(SUPPLIED INFORMATION):
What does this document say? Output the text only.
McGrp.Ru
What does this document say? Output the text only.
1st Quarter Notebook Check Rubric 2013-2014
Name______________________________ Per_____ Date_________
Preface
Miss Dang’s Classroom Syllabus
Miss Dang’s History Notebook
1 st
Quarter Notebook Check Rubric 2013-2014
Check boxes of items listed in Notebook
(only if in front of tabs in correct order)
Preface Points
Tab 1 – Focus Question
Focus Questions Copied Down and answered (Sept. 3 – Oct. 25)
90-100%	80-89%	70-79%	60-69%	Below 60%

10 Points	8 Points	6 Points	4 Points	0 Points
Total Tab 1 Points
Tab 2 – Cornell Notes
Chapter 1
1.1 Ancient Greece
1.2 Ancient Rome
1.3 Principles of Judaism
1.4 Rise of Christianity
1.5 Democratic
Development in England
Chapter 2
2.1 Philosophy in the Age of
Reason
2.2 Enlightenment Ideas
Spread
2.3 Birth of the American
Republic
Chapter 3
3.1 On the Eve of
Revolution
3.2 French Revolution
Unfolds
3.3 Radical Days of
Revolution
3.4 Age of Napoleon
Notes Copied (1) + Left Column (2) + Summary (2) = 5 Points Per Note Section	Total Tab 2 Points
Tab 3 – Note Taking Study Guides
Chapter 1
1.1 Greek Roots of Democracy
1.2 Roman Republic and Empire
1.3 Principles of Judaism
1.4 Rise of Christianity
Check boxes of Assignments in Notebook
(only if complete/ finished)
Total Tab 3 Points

(GIVEN REQUEST):
Return every entry verbatim.

(THE SOLUTION):
What does this document say? Output the text only.
McGrp.Ru
What does this document say? Output the text only.
1st Quarter Notebook Check Rubric 2013-2014
Name______________________________ Per_____ Date_________
Preface
Miss Dang’s Classroom Syllabus
Miss Dang’s History Notebook
1 st
Quarter Notebook Check Rubric 2013-2014
Check boxes of items listed in Notebook
(only if in front of tabs in correct order)
Preface Points
Tab 1 – Focus Question
Focus Questions Copied Down and answered (Sept. 3 – Oct. 25)
90-100%	80-89%	70-79%	60-69%	Below 60%

10 Points	8 Points	6 Points	4 Points	0 Points
Total Tab 1 Points
Tab 2 – Cornell Notes
Chapter 1
1.1 Ancient Greece
1.2 Ancient Rome
1.3 Principles of Judaism
1.4 Rise of Christianity
1.5 Democratic
Development in England
Chapter 2
2.1 Philosophy in the Age of
Reason
2.2 Enlightenment Ideas
Spread
2.3 Birth of the American
Republic
Chapter 3
3.1 On the Eve of
Revolution
3.2 French Revolution
Unfolds
3.3 Radical Days of
Revolution
3.4 Age of Napoleon
Notes Copied (1) + Left Column (2) + Summary (2) = 5 Points Per Note Section	Total Tab 2 Points
Tab 3 – Note Taking Study Guides
Chapter 1
1.1 Greek Roots of Democracy
1.2 Roman Republic and Empire
1.3 Principles of Judaism
1.4 Rise of Christianity
Check boxes of Assignments in Notebook
(only if complete/ finished)
Total Tab 3 Points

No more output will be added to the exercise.